DATA FOR THIS EXERCISE -
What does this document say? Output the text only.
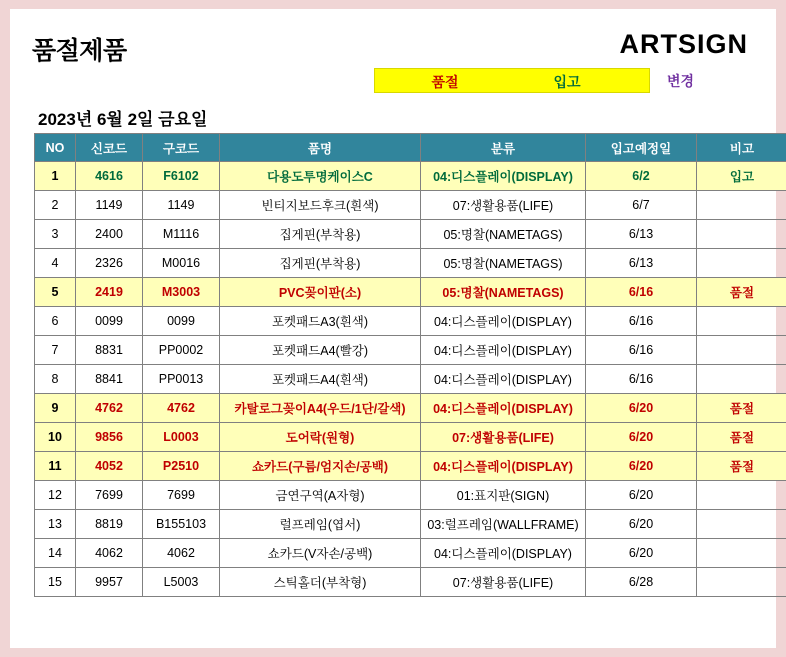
품절제품	ARTSIGN
품절	입고	변경
2023년 6월 2일 금요일
NO	신코드	구코드	품명	분류	입고예정일	비고
1	4616	F6102	다용도투명케이스C	04:디스플레이(DISPLAY)	6/2	입고
2	1149	1149	빈티지보드후크(흰색)	07:생활용품(LIFE)	6/7	
3	2400	M1116	집게핀(부착용)	05:명찰(NAMETAGS)	6/13	
4	2326	M0016	집게핀(부착용)	05:명찰(NAMETAGS)	6/13	
5	2419	M3003	PVC꽂이판(소)	05:명찰(NAMETAGS)	6/16	품절
6	0099	0099	포켓패드A3(흰색)	04:디스플레이(DISPLAY)	6/16	
7	8831	PP0002	포켓패드A4(빨강)	04:디스플레이(DISPLAY)	6/16	
8	8841	PP0013	포켓패드A4(흰색)	04:디스플레이(DISPLAY)	6/16	
9	4762	4762	카탈로그꽂이A4(우드/1단/갈색)	04:디스플레이(DISPLAY)	6/20	품절
10	9856	L0003	도어락(원형)	07:생활용품(LIFE)	6/20	품절
11	4052	P2510	쇼카드(구름/엄지손/공백)	04:디스플레이(DISPLAY)	6/20	품절
12	7699	7699	금연구역(A자형)	01:표지판(SIGN)	6/20	
13	8819	B155103	럴프레임(엽서)	03:럴프레임(WALLFRAME)	6/20	
14	4062	4062	쇼카드(V자손/공백)	04:디스플레이(DISPLAY)	6/20	
15	9957	L5003	스틱홀더(부착형)	07:생활용품(LIFE)	6/28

INSTRUCTIONS TO FOLLOW - Repeat the material above verbatim, with no pictures in the output.

RESPONSE FOR THIS EXERCISE -
What does this document say? Output the text only.
품절제품	ARTSIGN
품절	입고	변경
2023년 6월 2일 금요일
NO	신코드	구코드	품명	분류	입고예정일	비고
1	4616	F6102	다용도투명케이스C	04:디스플레이(DISPLAY)	6/2	입고
2	1149	1149	빈티지보드후크(흰색)	07:생활용품(LIFE)	6/7	
3	2400	M1116	집게핀(부착용)	05:명찰(NAMETAGS)	6/13	
4	2326	M0016	집게핀(부착용)	05:명찰(NAMETAGS)	6/13	
5	2419	M3003	PVC꽂이판(소)	05:명찰(NAMETAGS)	6/16	품절
6	0099	0099	포켓패드A3(흰색)	04:디스플레이(DISPLAY)	6/16	
7	8831	PP0002	포켓패드A4(빨강)	04:디스플레이(DISPLAY)	6/16	
8	8841	PP0013	포켓패드A4(흰색)	04:디스플레이(DISPLAY)	6/16	
9	4762	4762	카탈로그꽂이A4(우드/1단/갈색)	04:디스플레이(DISPLAY)	6/20	품절
10	9856	L0003	도어락(원형)	07:생활용품(LIFE)	6/20	품절
11	4052	P2510	쇼카드(구름/엄지손/공백)	04:디스플레이(DISPLAY)	6/20	품절
12	7699	7699	금연구역(A자형)	01:표지판(SIGN)	6/20	
13	8819	B155103	럴프레임(엽서)	03:럴프레임(WALLFRAME)	6/20	
14	4062	4062	쇼카드(V자손/공백)	04:디스플레이(DISPLAY)	6/20	
15	9957	L5003	스틱홀더(부착형)	07:생활용품(LIFE)	6/28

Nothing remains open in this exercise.